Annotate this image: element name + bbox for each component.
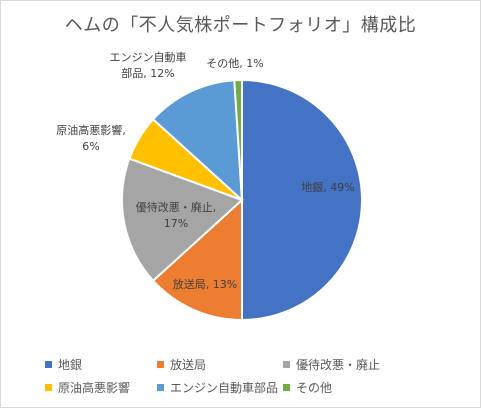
slice-label-3: 原油高悪影響, 6% [56,123,126,153]
legend-item-5: その他 [283,379,332,396]
pie-slice-5 [233,78,243,201]
legend-label: エンジン自動車部品 [170,381,279,395]
legend-label: その他 [296,381,333,395]
pie-slice-4 [151,79,244,203]
chart-title: ヘムの「不人気株ポートフォリオ」構成比 [64,15,417,36]
slice-label-1: 放送局, 13% [173,277,237,291]
legend-item-4: エンジン自動車部品 [157,379,278,396]
legend-label: 放送局 [170,358,207,372]
slice-label-4: エンジン自動車部品, 12% [110,50,187,80]
legend-item-0: 地銀 [45,356,82,373]
pie-slice-1 [151,197,243,322]
legend-swatch [157,384,164,391]
legend-item-3: 原油高悪影響 [45,379,130,396]
legend-swatch [45,361,52,368]
legend-label: 原油高悪影響 [58,381,131,395]
slice-label-0: 地銀, 49% [301,180,354,194]
pie-slice-0 [241,78,363,322]
legend-item-1: 放送局 [157,356,206,373]
legend-swatch [283,384,290,391]
slice-label-2: 優待改悪・廃止, 17% [136,200,217,230]
legend-swatch [157,361,164,368]
legend-swatch [283,361,290,368]
legend-item-2: 優待改悪・廃止 [283,356,380,373]
legend-label: 地銀 [58,358,83,372]
slice-label-5: その他, 1% [206,57,263,70]
legend-swatch [45,384,52,391]
legend-label: 優待改悪・廃止 [296,358,381,372]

> _TASK INSTRUCTIONS_: Rewrite the listing above, replacing "legend-swatch" with "legend-marker" everywhere and keeping everything else the same. Leave the picture out of your answer.

> _SOLUTION TO THE EXERCISE_:
Annotate this image: element name + bbox for each component.
slice-label-3: 原油高悪影響, 6% [56,123,126,153]
legend-item-5: その他 [283,379,332,396]
pie-slice-5 [233,78,243,201]
legend-label: エンジン自動車部品 [170,381,279,395]
legend-label: その他 [296,381,333,395]
pie-slice-4 [151,79,244,203]
chart-title: ヘムの「不人気株ポートフォリオ」構成比 [64,15,417,36]
slice-label-1: 放送局, 13% [173,277,237,291]
legend-item-4: エンジン自動車部品 [157,379,278,396]
legend-label: 放送局 [170,358,207,372]
slice-label-4: エンジン自動車部品, 12% [110,50,187,80]
legend-item-0: 地銀 [45,356,82,373]
pie-slice-1 [151,197,243,322]
legend-marker [157,384,164,391]
legend-item-3: 原油高悪影響 [45,379,130,396]
legend-marker [45,361,52,368]
legend-label: 原油高悪影響 [58,381,131,395]
slice-label-0: 地銀, 49% [301,180,354,194]
pie-slice-0 [241,78,363,322]
legend-item-1: 放送局 [157,356,206,373]
legend-marker [283,384,290,391]
slice-label-2: 優待改悪・廃止, 17% [136,200,217,230]
legend-marker [157,361,164,368]
legend-marker [283,361,290,368]
legend-item-2: 優待改悪・廃止 [283,356,380,373]
legend-label: 地銀 [58,358,83,372]
slice-label-5: その他, 1% [206,57,263,70]
legend-marker [45,384,52,391]
legend-label: 優待改悪・廃止 [296,358,381,372]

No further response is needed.